▶ [PROBLEMA BREVE]
Pasa a una tabla Markdown las entradas que van desde la línea que contiene "Give me the" hasta la que contiene "candle (190, 105, 198, 124)", ambas incluidas, sin las líneas en blanco. Usa dos columnas: Fila, con el número de fila, y Línea, con el texto.

===== DATOS DISPONIBLES

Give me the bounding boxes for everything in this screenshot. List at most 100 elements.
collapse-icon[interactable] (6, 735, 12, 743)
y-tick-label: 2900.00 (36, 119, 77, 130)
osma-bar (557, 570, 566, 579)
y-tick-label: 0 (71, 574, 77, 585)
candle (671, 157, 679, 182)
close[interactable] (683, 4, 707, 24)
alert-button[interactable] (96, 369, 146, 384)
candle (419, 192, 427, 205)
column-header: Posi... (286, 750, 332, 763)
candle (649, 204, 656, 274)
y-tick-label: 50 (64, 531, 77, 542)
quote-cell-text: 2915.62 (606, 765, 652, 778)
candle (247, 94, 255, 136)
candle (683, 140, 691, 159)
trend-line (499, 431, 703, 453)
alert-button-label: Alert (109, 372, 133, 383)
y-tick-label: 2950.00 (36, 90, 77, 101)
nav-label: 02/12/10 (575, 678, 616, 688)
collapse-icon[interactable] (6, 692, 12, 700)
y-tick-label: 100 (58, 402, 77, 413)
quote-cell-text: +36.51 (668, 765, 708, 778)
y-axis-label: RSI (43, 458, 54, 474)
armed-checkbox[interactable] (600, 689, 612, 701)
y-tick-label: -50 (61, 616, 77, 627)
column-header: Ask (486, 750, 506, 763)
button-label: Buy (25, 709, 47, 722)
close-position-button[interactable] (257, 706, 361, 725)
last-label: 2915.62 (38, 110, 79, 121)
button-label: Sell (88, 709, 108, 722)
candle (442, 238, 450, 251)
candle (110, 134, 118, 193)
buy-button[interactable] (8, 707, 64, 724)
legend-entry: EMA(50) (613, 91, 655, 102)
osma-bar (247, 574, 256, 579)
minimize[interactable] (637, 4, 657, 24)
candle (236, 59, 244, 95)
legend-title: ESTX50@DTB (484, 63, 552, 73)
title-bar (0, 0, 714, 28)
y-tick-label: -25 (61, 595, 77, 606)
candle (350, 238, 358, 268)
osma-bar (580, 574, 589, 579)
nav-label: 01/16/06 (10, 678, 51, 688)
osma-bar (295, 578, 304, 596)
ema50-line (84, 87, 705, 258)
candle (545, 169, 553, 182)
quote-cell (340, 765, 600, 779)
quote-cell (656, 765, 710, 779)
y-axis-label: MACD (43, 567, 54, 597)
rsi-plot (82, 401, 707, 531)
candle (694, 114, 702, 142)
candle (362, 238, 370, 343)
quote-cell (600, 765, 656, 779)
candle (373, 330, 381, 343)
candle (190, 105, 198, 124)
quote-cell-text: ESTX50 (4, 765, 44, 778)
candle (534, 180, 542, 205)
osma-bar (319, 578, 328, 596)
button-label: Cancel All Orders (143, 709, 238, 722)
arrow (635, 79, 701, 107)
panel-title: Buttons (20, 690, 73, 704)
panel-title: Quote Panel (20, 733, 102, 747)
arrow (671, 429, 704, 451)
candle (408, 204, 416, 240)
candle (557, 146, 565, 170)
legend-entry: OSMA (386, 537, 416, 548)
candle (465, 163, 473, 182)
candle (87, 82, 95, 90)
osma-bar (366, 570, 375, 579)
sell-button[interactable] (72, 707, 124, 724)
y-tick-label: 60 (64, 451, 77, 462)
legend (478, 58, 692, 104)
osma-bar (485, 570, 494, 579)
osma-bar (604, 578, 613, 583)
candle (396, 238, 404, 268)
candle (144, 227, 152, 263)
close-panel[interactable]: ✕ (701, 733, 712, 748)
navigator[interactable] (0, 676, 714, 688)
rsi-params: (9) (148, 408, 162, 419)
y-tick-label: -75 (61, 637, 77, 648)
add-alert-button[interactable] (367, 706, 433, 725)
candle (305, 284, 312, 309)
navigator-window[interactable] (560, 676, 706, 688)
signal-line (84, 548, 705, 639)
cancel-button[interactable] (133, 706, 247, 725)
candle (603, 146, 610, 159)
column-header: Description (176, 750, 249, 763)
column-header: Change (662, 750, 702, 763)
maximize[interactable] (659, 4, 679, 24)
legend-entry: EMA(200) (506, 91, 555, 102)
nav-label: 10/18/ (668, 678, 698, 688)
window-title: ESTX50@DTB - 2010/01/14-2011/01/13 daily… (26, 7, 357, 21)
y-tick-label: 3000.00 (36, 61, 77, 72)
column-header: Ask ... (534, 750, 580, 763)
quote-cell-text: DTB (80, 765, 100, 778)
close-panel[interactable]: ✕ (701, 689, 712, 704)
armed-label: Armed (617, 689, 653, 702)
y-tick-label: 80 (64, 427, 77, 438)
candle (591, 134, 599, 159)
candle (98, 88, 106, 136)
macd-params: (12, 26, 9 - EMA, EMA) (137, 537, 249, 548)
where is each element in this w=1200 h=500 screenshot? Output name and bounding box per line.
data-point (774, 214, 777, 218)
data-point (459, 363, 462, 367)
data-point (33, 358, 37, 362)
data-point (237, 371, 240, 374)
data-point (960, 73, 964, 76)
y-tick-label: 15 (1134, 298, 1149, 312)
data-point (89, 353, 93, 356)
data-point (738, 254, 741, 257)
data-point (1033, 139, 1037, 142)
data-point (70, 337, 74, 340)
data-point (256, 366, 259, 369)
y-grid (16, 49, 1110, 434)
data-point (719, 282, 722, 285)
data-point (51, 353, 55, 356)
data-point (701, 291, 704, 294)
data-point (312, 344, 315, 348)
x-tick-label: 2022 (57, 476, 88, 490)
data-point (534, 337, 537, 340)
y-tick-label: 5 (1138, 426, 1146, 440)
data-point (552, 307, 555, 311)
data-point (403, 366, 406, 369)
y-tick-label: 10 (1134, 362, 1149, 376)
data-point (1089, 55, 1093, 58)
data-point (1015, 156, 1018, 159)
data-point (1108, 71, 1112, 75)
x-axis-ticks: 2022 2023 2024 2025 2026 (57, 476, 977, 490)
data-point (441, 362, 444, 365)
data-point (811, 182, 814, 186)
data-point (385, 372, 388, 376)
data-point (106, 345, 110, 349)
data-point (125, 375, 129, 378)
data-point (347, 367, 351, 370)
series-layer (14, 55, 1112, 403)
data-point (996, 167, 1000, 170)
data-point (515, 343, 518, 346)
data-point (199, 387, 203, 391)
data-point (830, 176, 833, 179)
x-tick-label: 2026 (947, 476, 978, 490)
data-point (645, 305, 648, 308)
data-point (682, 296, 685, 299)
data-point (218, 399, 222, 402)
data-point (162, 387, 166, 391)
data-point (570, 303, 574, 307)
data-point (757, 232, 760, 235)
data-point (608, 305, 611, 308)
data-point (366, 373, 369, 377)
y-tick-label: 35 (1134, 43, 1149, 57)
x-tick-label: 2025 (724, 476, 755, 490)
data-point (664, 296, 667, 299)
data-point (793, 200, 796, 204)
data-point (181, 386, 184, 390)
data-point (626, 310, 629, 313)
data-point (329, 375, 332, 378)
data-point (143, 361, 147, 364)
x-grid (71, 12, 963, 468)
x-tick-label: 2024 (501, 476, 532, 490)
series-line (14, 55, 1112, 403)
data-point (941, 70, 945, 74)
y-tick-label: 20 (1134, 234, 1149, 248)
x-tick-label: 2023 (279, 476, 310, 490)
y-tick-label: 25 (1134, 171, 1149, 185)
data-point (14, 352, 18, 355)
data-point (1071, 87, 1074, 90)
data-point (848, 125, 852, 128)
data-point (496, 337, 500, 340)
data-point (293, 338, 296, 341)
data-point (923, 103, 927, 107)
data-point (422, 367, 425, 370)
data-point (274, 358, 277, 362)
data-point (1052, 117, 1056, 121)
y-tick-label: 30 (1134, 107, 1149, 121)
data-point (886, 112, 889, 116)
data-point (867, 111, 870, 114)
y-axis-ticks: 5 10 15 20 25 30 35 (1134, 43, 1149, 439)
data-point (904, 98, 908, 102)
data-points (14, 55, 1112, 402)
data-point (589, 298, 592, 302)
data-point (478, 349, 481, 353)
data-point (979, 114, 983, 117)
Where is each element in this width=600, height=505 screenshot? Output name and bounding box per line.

==========
===== DATOS DISPONIBLES

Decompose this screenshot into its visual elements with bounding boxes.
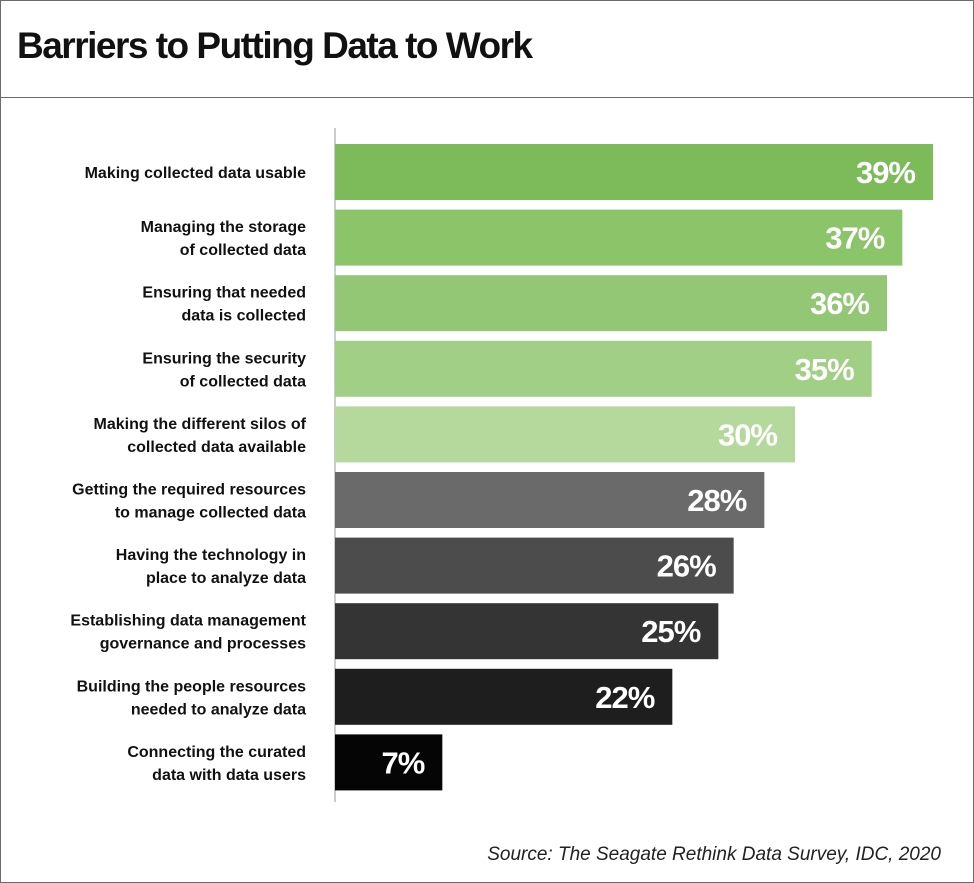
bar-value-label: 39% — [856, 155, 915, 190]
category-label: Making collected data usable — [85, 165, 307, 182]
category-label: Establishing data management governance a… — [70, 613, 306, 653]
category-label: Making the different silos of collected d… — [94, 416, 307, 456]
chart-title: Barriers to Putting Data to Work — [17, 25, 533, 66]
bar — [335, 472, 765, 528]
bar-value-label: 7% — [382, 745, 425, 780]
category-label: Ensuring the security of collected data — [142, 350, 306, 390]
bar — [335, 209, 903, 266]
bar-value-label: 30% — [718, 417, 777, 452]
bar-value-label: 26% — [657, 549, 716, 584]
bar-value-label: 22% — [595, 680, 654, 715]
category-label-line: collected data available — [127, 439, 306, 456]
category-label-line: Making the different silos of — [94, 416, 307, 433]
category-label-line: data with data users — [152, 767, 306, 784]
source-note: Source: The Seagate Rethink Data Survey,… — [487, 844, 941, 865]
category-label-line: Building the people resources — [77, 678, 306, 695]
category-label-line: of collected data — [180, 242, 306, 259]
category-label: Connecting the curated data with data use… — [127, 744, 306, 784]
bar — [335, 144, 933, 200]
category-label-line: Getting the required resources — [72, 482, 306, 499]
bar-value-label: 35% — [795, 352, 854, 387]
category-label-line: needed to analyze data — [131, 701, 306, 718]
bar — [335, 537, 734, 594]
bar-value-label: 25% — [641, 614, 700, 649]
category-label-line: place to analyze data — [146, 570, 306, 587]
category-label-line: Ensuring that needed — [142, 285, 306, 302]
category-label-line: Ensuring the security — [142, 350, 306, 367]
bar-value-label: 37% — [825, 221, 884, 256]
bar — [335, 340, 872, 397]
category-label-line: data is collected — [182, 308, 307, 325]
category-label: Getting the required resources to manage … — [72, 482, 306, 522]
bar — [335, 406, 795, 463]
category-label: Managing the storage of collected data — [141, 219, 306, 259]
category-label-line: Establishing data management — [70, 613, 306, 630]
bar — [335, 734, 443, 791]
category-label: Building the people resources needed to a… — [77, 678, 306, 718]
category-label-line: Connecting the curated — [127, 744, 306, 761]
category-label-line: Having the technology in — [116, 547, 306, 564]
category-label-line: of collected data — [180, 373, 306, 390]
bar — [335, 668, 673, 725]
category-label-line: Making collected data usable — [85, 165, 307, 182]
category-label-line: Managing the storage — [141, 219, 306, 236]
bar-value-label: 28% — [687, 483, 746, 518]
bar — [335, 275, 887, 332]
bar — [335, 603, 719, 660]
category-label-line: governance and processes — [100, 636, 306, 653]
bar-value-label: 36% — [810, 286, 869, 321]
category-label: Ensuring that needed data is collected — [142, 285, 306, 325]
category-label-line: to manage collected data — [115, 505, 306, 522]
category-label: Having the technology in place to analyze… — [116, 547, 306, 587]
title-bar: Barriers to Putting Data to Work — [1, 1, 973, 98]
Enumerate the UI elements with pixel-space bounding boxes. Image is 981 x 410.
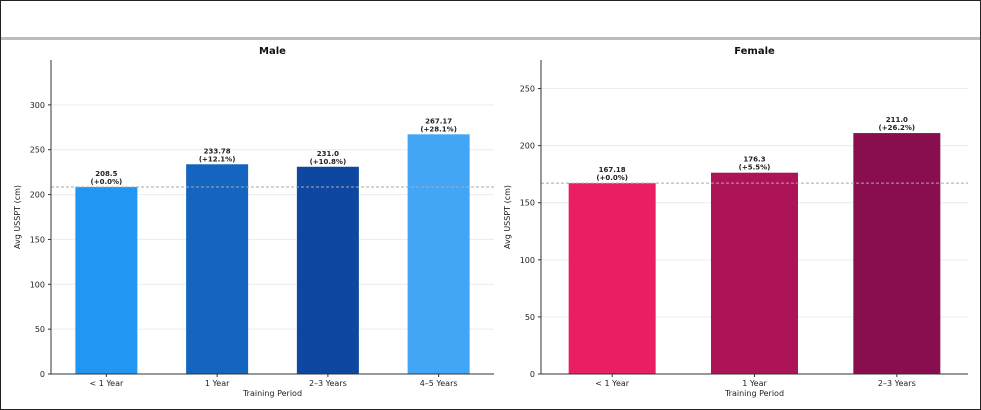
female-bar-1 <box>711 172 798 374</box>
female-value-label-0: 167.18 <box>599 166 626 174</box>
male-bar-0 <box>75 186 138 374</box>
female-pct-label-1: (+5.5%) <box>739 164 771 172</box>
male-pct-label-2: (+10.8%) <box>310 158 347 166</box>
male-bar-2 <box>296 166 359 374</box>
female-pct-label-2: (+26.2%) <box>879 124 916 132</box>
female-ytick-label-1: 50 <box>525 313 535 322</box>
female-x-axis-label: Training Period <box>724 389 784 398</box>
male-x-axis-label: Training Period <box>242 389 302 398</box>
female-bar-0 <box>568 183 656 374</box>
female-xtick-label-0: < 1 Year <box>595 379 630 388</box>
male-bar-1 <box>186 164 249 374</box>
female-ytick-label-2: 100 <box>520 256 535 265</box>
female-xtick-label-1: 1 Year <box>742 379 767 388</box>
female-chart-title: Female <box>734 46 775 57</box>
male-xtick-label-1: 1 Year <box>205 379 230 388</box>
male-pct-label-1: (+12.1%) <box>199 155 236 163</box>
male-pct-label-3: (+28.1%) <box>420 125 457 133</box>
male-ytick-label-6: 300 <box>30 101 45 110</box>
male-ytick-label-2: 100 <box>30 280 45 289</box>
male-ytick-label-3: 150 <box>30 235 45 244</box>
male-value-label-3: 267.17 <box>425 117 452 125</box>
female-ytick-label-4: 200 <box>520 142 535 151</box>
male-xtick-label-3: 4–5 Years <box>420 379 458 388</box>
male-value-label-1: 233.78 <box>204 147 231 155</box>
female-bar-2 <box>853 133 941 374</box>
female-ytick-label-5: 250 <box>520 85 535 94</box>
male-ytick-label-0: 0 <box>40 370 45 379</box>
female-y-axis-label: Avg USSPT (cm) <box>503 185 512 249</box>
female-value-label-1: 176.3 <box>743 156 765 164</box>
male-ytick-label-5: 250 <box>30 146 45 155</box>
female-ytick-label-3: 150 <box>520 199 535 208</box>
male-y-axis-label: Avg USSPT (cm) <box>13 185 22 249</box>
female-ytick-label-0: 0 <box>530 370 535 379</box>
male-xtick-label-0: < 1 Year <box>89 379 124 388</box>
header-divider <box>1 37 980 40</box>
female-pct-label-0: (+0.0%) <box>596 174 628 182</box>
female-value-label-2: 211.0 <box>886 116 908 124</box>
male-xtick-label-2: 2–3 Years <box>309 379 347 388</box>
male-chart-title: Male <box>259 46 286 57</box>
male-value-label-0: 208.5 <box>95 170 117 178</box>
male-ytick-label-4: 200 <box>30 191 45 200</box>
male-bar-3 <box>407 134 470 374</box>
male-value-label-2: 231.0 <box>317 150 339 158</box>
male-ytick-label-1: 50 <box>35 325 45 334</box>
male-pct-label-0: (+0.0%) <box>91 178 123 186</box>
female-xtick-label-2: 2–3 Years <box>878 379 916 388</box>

==========

▶ [EL RESULTADO]
| Fila | Línea |
|---|---|
| 1 | Give me the bounding boxes for everything in this screenshot. List at most 100 elements. |
| 2 | collapse-icon[interactable] (6, 735, 12, 743) |
| 3 | y-tick-label: 2900.00 (36, 119, 77, 130) |
| 4 | osma-bar (557, 570, 566, 579) |
| 5 | y-tick-label: 0 (71, 574, 77, 585) |
| 6 | candle (671, 157, 679, 182) |
| 7 | close[interactable] (683, 4, 707, 24) |
| 8 | alert-button[interactable] (96, 369, 146, 384) |
| 9 | candle (419, 192, 427, 205) |
| 10 | column-header: Posi... (286, 750, 332, 763) |
| 11 | candle (649, 204, 656, 274) |
| 12 | y-tick-label: 50 (64, 531, 77, 542) |
| 13 | quote-cell-text: 2915.62 (606, 765, 652, 778) |
| 14 | candle (247, 94, 255, 136) |
| 15 | candle (683, 140, 691, 159) |
| 16 | trend-line (499, 431, 703, 453) |
| 17 | alert-button-label: Alert (109, 372, 133, 383) |
| 18 | y-tick-label: 2950.00 (36, 90, 77, 101) |
| 19 | nav-label: 02/12/10 (575, 678, 616, 688) |
| 20 | collapse-icon[interactable] (6, 692, 12, 700) |
| 21 | y-tick-label: 100 (58, 402, 77, 413) |
| 22 | quote-cell-text: +36.51 (668, 765, 708, 778) |
| 23 | y-axis-label: RSI (43, 458, 54, 474) |
| 24 | armed-checkbox[interactable] (600, 689, 612, 701) |
| 25 | y-tick-label: -50 (61, 616, 77, 627) |
| 26 | column-header: Ask (486, 750, 506, 763) |
| 27 | button-label: Buy (25, 709, 47, 722) |
| 28 | close-position-button[interactable] (257, 706, 361, 725) |
| 29 | last-label: 2915.62 (38, 110, 79, 121) |
| 30 | button-label: Sell (88, 709, 108, 722) |
| 31 | candle (442, 238, 450, 251) |
| 32 | candle (110, 134, 118, 193) |
| 33 | buy-button[interactable] (8, 707, 64, 724) |
| 34 | legend-entry: EMA(50) (613, 91, 655, 102) |
| 35 | osma-bar (247, 574, 256, 579) |
| 36 | minimize[interactable] (637, 4, 657, 24) |
| 37 | candle (236, 59, 244, 95) |
| 38 | legend-title: ESTX50@DTB (484, 63, 552, 73) |
| 39 | title-bar (0, 0, 714, 28) |
| 40 | y-tick-label: -25 (61, 595, 77, 606) |
| 41 | candle (350, 238, 358, 268) |
| 42 | osma-bar (580, 574, 589, 579) |
| 43 | nav-label: 01/16/06 (10, 678, 51, 688) |
| 44 | osma-bar (295, 578, 304, 596) |
| 45 | ema50-line (84, 87, 705, 258) |
| 46 | candle (545, 169, 553, 182) |
| 47 | quote-cell (340, 765, 600, 779) |
| 48 | quote-cell (656, 765, 710, 779) |
| 49 | y-axis-label: MACD (43, 567, 54, 597) |
| 50 | rsi-plot (82, 401, 707, 531) |
| 51 | candle (694, 114, 702, 142) |
| 52 | candle (362, 238, 370, 343) |
| 53 | quote-cell (600, 765, 656, 779) |
| 54 | candle (373, 330, 381, 343) |
| 55 | candle (190, 105, 198, 124) |